Figure record extracts:
>>>

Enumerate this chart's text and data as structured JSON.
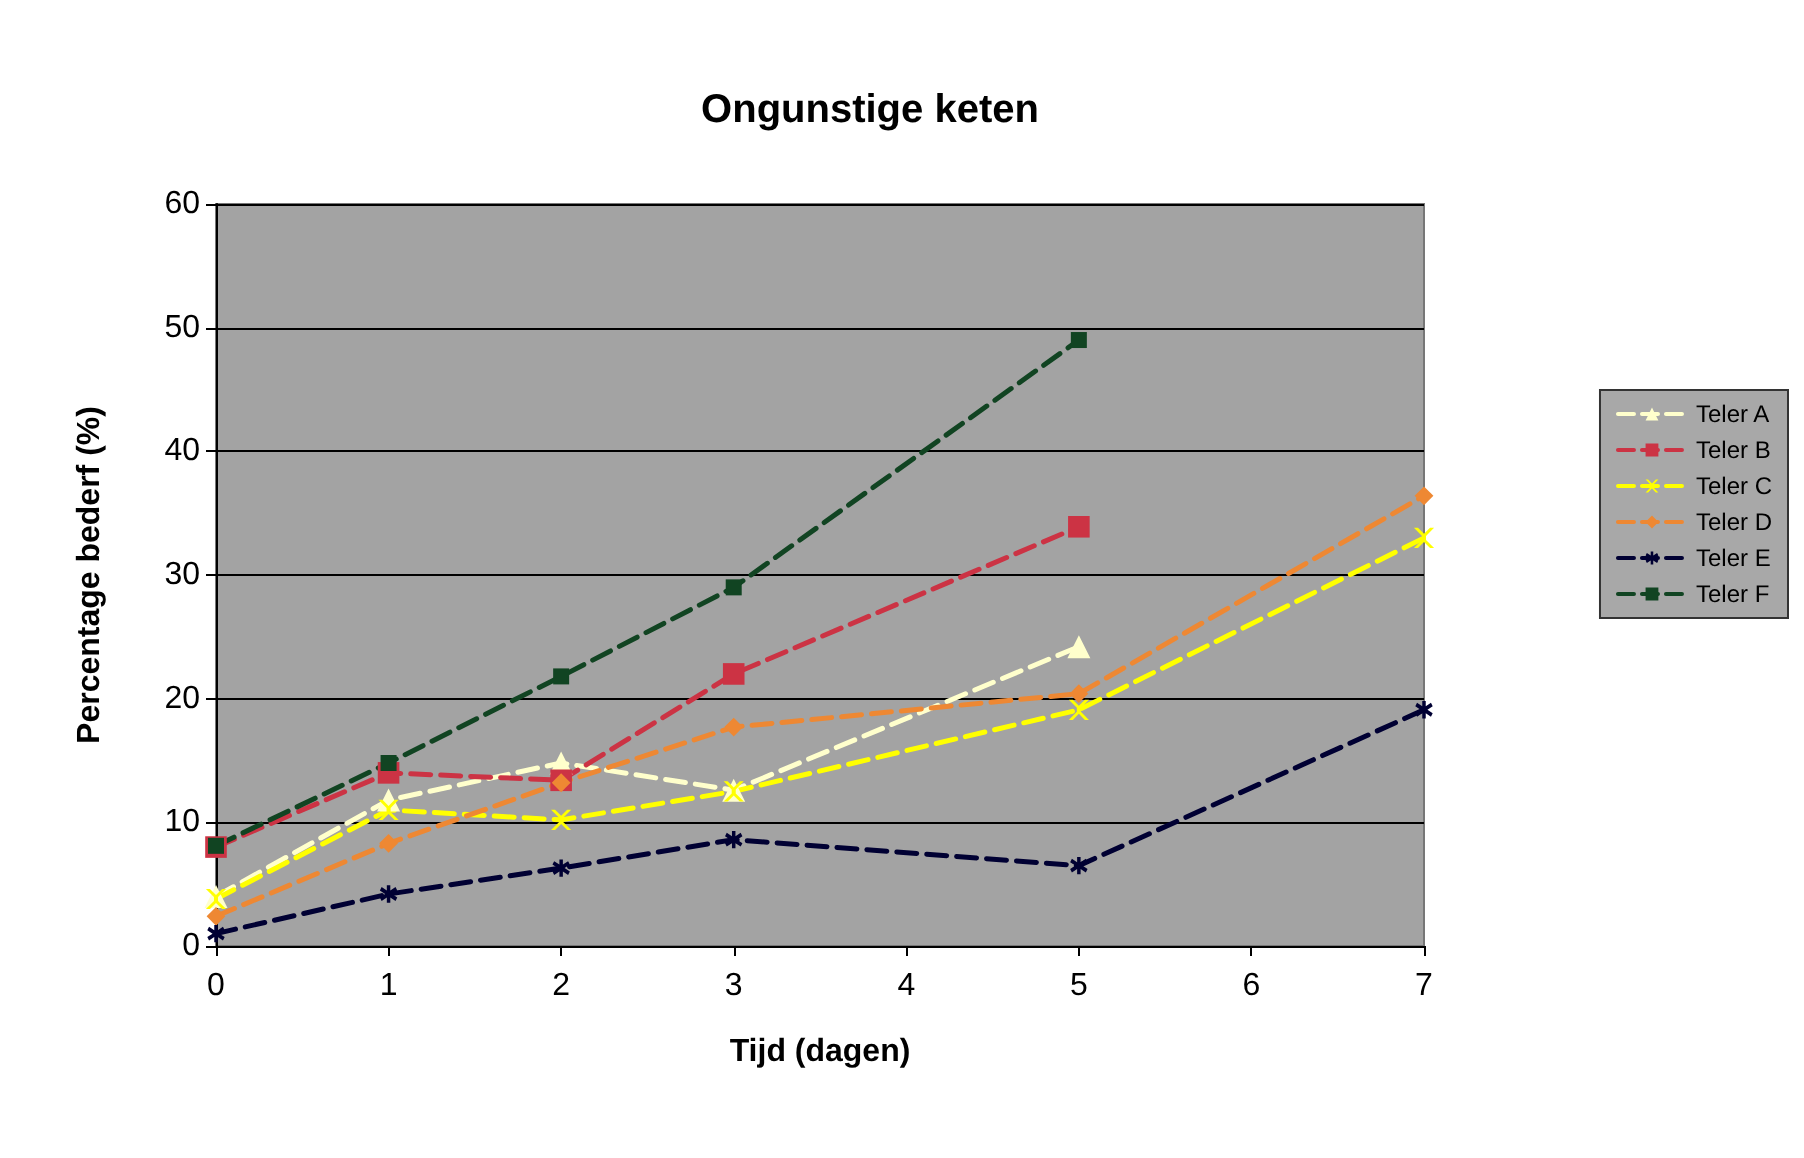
{
  "chart_data": {
    "type": "line",
    "title": "Ongunstige keten",
    "xlabel": "Tijd (dagen)",
    "ylabel": "Percentage bederf (%)",
    "x": [
      0,
      1,
      2,
      3,
      5,
      7
    ],
    "xlim": [
      0,
      7
    ],
    "xticks": [
      0,
      1,
      2,
      3,
      4,
      5,
      6,
      7
    ],
    "ylim": [
      0,
      60
    ],
    "yticks": [
      0,
      10,
      20,
      30,
      40,
      50,
      60
    ],
    "grid": "y",
    "legend": "right",
    "line_style": "dashed",
    "series": [
      {
        "name": "Teler A",
        "color": "#ffffcc",
        "marker": "triangle",
        "values": [
          4,
          11.8,
          14.8,
          12.6,
          24.2,
          null
        ]
      },
      {
        "name": "Teler B",
        "color": "#cc3344",
        "marker": "square",
        "values": [
          8,
          14,
          13.4,
          22,
          33.9,
          null
        ]
      },
      {
        "name": "Teler C",
        "color": "#ffff00",
        "marker": "cross",
        "values": [
          3.8,
          11,
          10.2,
          12.5,
          19.1,
          33
        ]
      },
      {
        "name": "Teler D",
        "color": "#ee8833",
        "marker": "diamond",
        "values": [
          2.4,
          8.3,
          13.2,
          17.7,
          20.4,
          36.4
        ]
      },
      {
        "name": "Teler E",
        "color": "#000033",
        "marker": "star",
        "values": [
          1,
          4.2,
          6.3,
          8.6,
          6.5,
          19.1
        ]
      },
      {
        "name": "Teler F",
        "color": "#114422",
        "marker": "square",
        "values": [
          8.1,
          14.8,
          21.8,
          29,
          49,
          null
        ]
      }
    ]
  }
}
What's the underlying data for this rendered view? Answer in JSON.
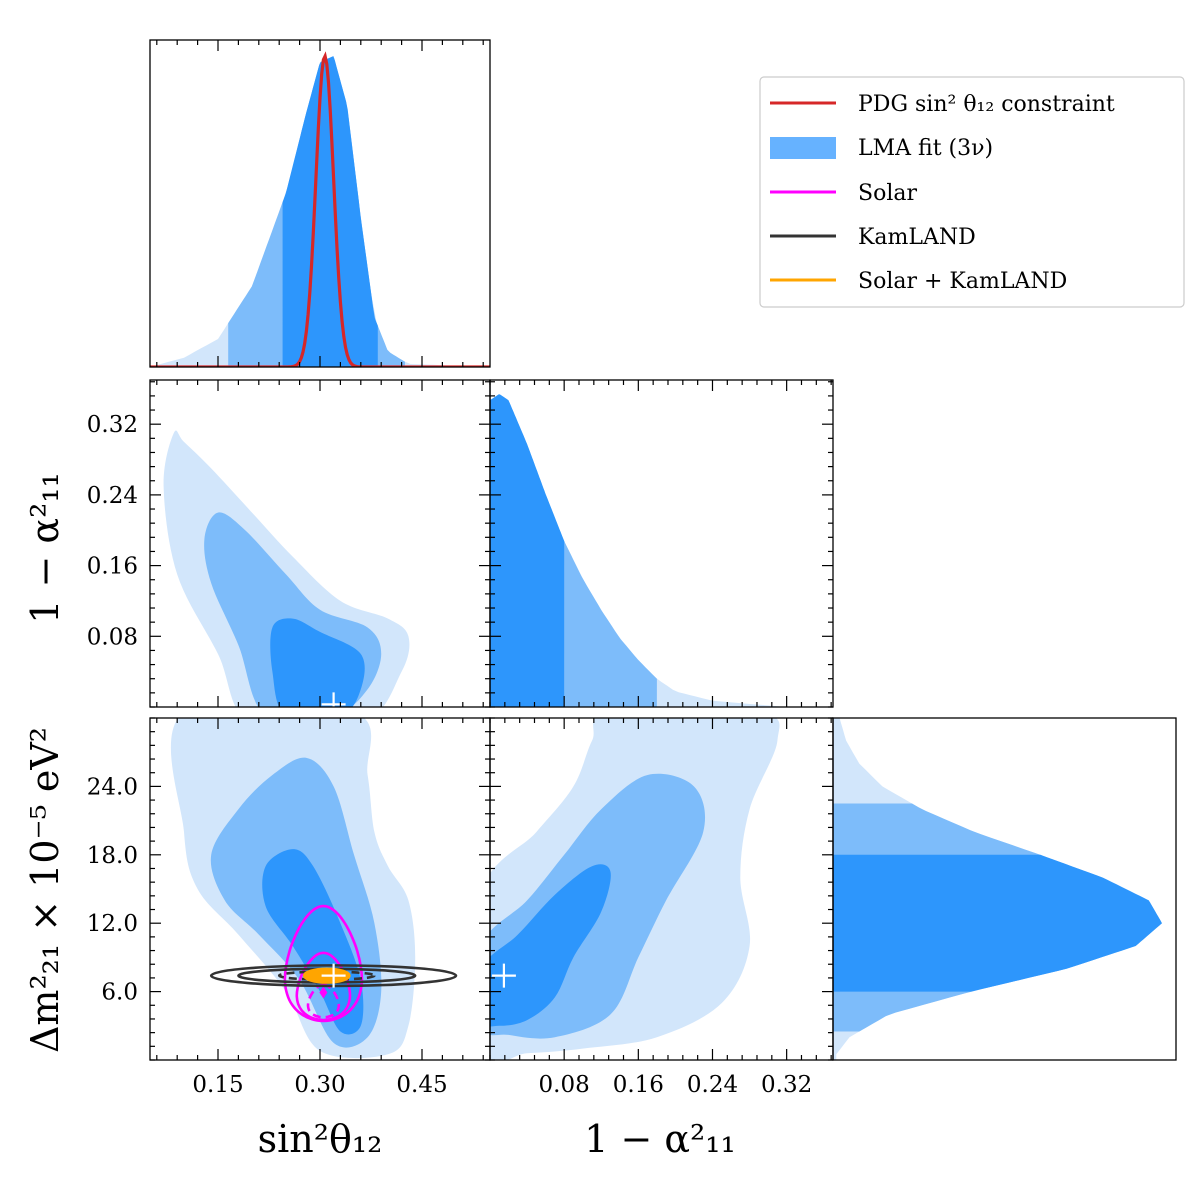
{
  "chart_data": {
    "type": "corner",
    "parameters": [
      {
        "name": "sin2theta12",
        "label": "sin²θ₁₂",
        "range": [
          0.05,
          0.55
        ],
        "ticks": [
          0.15,
          0.3,
          0.45
        ],
        "tick_labels": [
          "0.15",
          "0.30",
          "0.45"
        ]
      },
      {
        "name": "one_minus_alpha11_sq",
        "label": "1 − α²₁₁",
        "range": [
          0.0,
          0.37
        ],
        "ticks": [
          0.08,
          0.16,
          0.24,
          0.32
        ],
        "tick_labels": [
          "0.08",
          "0.16",
          "0.24",
          "0.32"
        ]
      },
      {
        "name": "dm21",
        "label": "Δm²₂₁ × 10⁻⁵ eV²",
        "range": [
          0.0,
          30.0
        ],
        "ticks": [
          6.0,
          12.0,
          18.0,
          24.0
        ],
        "tick_labels": [
          "6.0",
          "12.0",
          "18.0",
          "24.0"
        ]
      }
    ],
    "colors": {
      "pdg": "#d62728",
      "lma_1sigma": "#2d96fc",
      "lma_2sigma": "#7dbcfa",
      "lma_3sigma": "#d2e6fb",
      "solar": "#ff00ff",
      "kamland": "#333333",
      "solar_kamland": "#ffa500",
      "marker": "#ffffff"
    },
    "legend": {
      "position": "top-right",
      "entries": [
        {
          "label": "PDG sin² θ₁₂ constraint",
          "color": "#d62728",
          "kind": "line"
        },
        {
          "label": "LMA fit (3ν)",
          "color": "#66b2ff",
          "kind": "patch"
        },
        {
          "label": "Solar",
          "color": "#ff00ff",
          "kind": "line"
        },
        {
          "label": "KamLAND",
          "color": "#333333",
          "kind": "line"
        },
        {
          "label": "Solar + KamLAND",
          "color": "#ffa500",
          "kind": "line"
        }
      ]
    },
    "marginal_sin2theta12": {
      "lma": {
        "x": [
          0.05,
          0.1,
          0.15,
          0.2,
          0.25,
          0.28,
          0.3,
          0.32,
          0.34,
          0.36,
          0.38,
          0.4,
          0.43,
          0.55
        ],
        "density": [
          0.0,
          0.03,
          0.09,
          0.26,
          0.56,
          0.82,
          0.98,
          1.0,
          0.84,
          0.48,
          0.16,
          0.05,
          0.01,
          0.0
        ]
      },
      "bands": {
        "one_sigma": [
          0.285,
          0.355
        ],
        "two_sigma": [
          0.245,
          0.385
        ],
        "three_sigma": [
          0.165,
          0.425
        ]
      },
      "pdg": {
        "mean": 0.307,
        "sigma": 0.013
      }
    },
    "marginal_one_minus_alpha11_sq": {
      "x": [
        0.0,
        0.01,
        0.02,
        0.04,
        0.06,
        0.08,
        0.1,
        0.12,
        0.14,
        0.16,
        0.18,
        0.2,
        0.24,
        0.28,
        0.32,
        0.37
      ],
      "density": [
        0.98,
        1.0,
        0.98,
        0.84,
        0.68,
        0.53,
        0.41,
        0.31,
        0.22,
        0.15,
        0.09,
        0.05,
        0.02,
        0.01,
        0.0,
        0.0
      ],
      "bands": {
        "one_sigma": 0.08,
        "two_sigma": 0.18
      }
    },
    "marginal_dm21": {
      "y": [
        0.5,
        2.0,
        4.0,
        6.0,
        8.0,
        10.0,
        12.0,
        14.0,
        16.0,
        18.0,
        20.0,
        22.0,
        24.0,
        26.0,
        28.0,
        30.0
      ],
      "density": [
        0.01,
        0.05,
        0.17,
        0.42,
        0.71,
        0.92,
        1.0,
        0.96,
        0.82,
        0.63,
        0.43,
        0.27,
        0.15,
        0.08,
        0.04,
        0.02
      ],
      "bands": {
        "one_sigma": [
          6.0,
          18.0
        ],
        "two_sigma": [
          2.5,
          22.5
        ]
      }
    },
    "best_fit_marker": {
      "sin2theta12": 0.32,
      "one_minus_alpha11_sq": 0.0,
      "dm21": 7.4
    },
    "solar_contours_center": {
      "sin2theta12": 0.305,
      "dm21": 5.5
    },
    "kamland_contours_center": {
      "sin2theta12": 0.31,
      "dm21": 7.4
    },
    "solar_kamland_center": {
      "sin2theta12": 0.31,
      "dm21": 7.4
    }
  }
}
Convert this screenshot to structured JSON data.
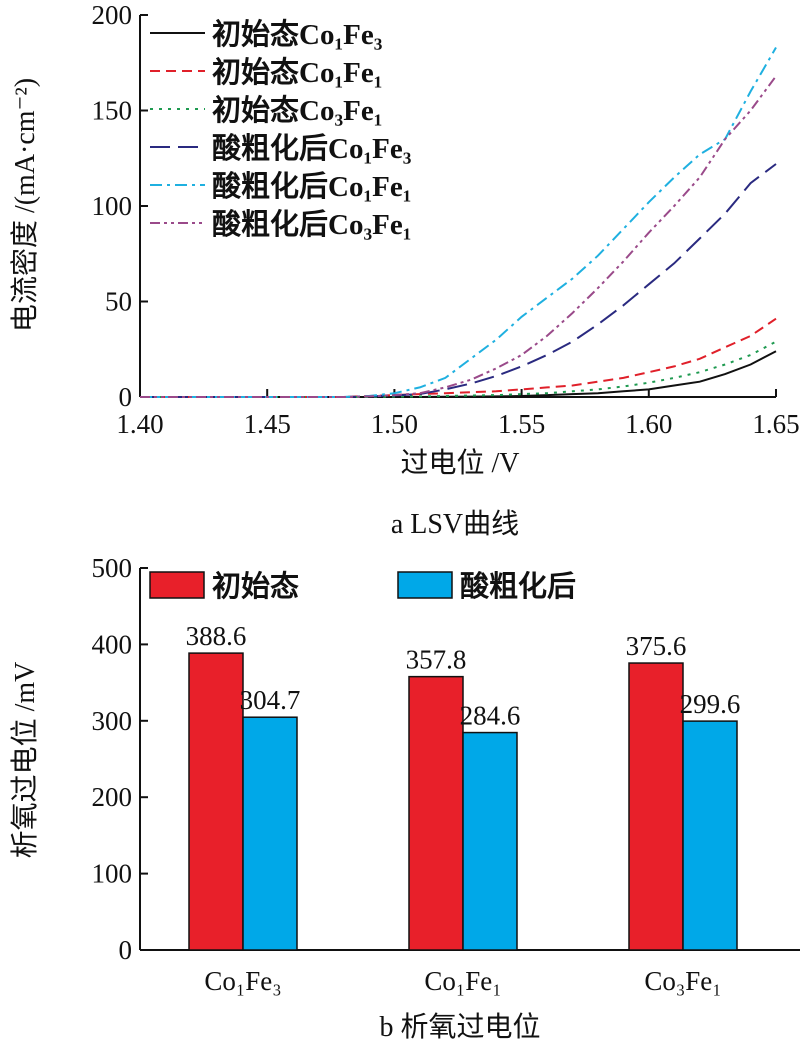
{
  "chart_data": [
    {
      "type": "line",
      "title": "a LSV曲线",
      "xlabel": "过电位 /V",
      "ylabel": "电流密度 /(mA·cm⁻²)",
      "xlim": [
        1.4,
        1.65
      ],
      "ylim": [
        0,
        200
      ],
      "xticks": [
        "1.40",
        "1.45",
        "1.50",
        "1.55",
        "1.60",
        "1.65"
      ],
      "yticks": [
        "0",
        "50",
        "100",
        "150",
        "200"
      ],
      "legend_position": "top-left",
      "x": [
        1.4,
        1.41,
        1.42,
        1.43,
        1.44,
        1.45,
        1.46,
        1.47,
        1.48,
        1.49,
        1.5,
        1.51,
        1.52,
        1.53,
        1.54,
        1.55,
        1.56,
        1.57,
        1.58,
        1.59,
        1.6,
        1.61,
        1.62,
        1.63,
        1.64,
        1.65
      ],
      "series": [
        {
          "name": "初始态Co₁Fe₃",
          "color": "#111111",
          "dash": "solid",
          "values": [
            0,
            0,
            0,
            0,
            0,
            0,
            0,
            0,
            0,
            0,
            0,
            0,
            0.1,
            0.2,
            0.3,
            0.5,
            1,
            1.5,
            2,
            3,
            4,
            6,
            8,
            12,
            17,
            24
          ]
        },
        {
          "name": "初始态Co₁Fe₁",
          "color": "#e0202a",
          "dash": "dash",
          "values": [
            0,
            0,
            0,
            0,
            0,
            0,
            0,
            0,
            0,
            0.5,
            1,
            1.5,
            2,
            2.5,
            3,
            4,
            5,
            6,
            8,
            10,
            13,
            16,
            20,
            26,
            32,
            41
          ]
        },
        {
          "name": "初始态Co₃Fe₁",
          "color": "#1e9a50",
          "dash": "dot",
          "values": [
            0,
            0,
            0,
            0,
            0,
            0,
            0,
            0,
            0,
            0,
            0.2,
            0.3,
            0.5,
            0.8,
            1,
            1.5,
            2,
            3,
            4,
            5.5,
            7.5,
            10,
            13,
            17,
            22,
            29
          ]
        },
        {
          "name": "酸粗化后Co₁Fe₃",
          "color": "#2a2a80",
          "dash": "longdash",
          "values": [
            0,
            0,
            0,
            0,
            0,
            0,
            0,
            0,
            0,
            0.3,
            0.8,
            1.5,
            4,
            7,
            11,
            16,
            22,
            29,
            38,
            48,
            59,
            70,
            83,
            96,
            112,
            122
          ]
        },
        {
          "name": "酸粗化后Co₁Fe₁",
          "color": "#1fb0e0",
          "dash": "dashdot",
          "values": [
            0,
            0,
            0,
            0,
            0,
            0,
            0,
            0,
            0,
            0.5,
            2,
            5,
            10,
            20,
            30,
            42,
            52,
            62,
            74,
            88,
            102,
            115,
            127,
            135,
            160,
            183
          ]
        },
        {
          "name": "酸粗化后Co₃Fe₁",
          "color": "#9a4a8a",
          "dash": "dashdotdot",
          "values": [
            0,
            0,
            0,
            0,
            0,
            0,
            0,
            0,
            0,
            0.3,
            1,
            2,
            5,
            9,
            15,
            22,
            32,
            44,
            57,
            71,
            86,
            100,
            115,
            135,
            150,
            168
          ]
        }
      ]
    },
    {
      "type": "bar",
      "title": "b 析氧过电位",
      "xlabel": "",
      "ylabel": "析氧过电位 /mV",
      "ylim": [
        0,
        500
      ],
      "yticks": [
        "0",
        "100",
        "200",
        "300",
        "400",
        "500"
      ],
      "categories": [
        "Co₁Fe₃",
        "Co₁Fe₁",
        "Co₃Fe₁"
      ],
      "legend_position": "top-left",
      "series": [
        {
          "name": "初始态",
          "color": "#e8202a",
          "values": [
            388.6,
            357.8,
            375.6
          ],
          "labels": [
            "388.6",
            "357.8",
            "375.6"
          ]
        },
        {
          "name": "酸粗化后",
          "color": "#00a8e8",
          "values": [
            304.7,
            284.6,
            299.6
          ],
          "labels": [
            "304.7",
            "284.6",
            "299.6"
          ]
        }
      ]
    }
  ]
}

<<<

SHORT PROBLEM
Write down only how many lines in the listing contain the word "this".

WRITTEN REPLY
3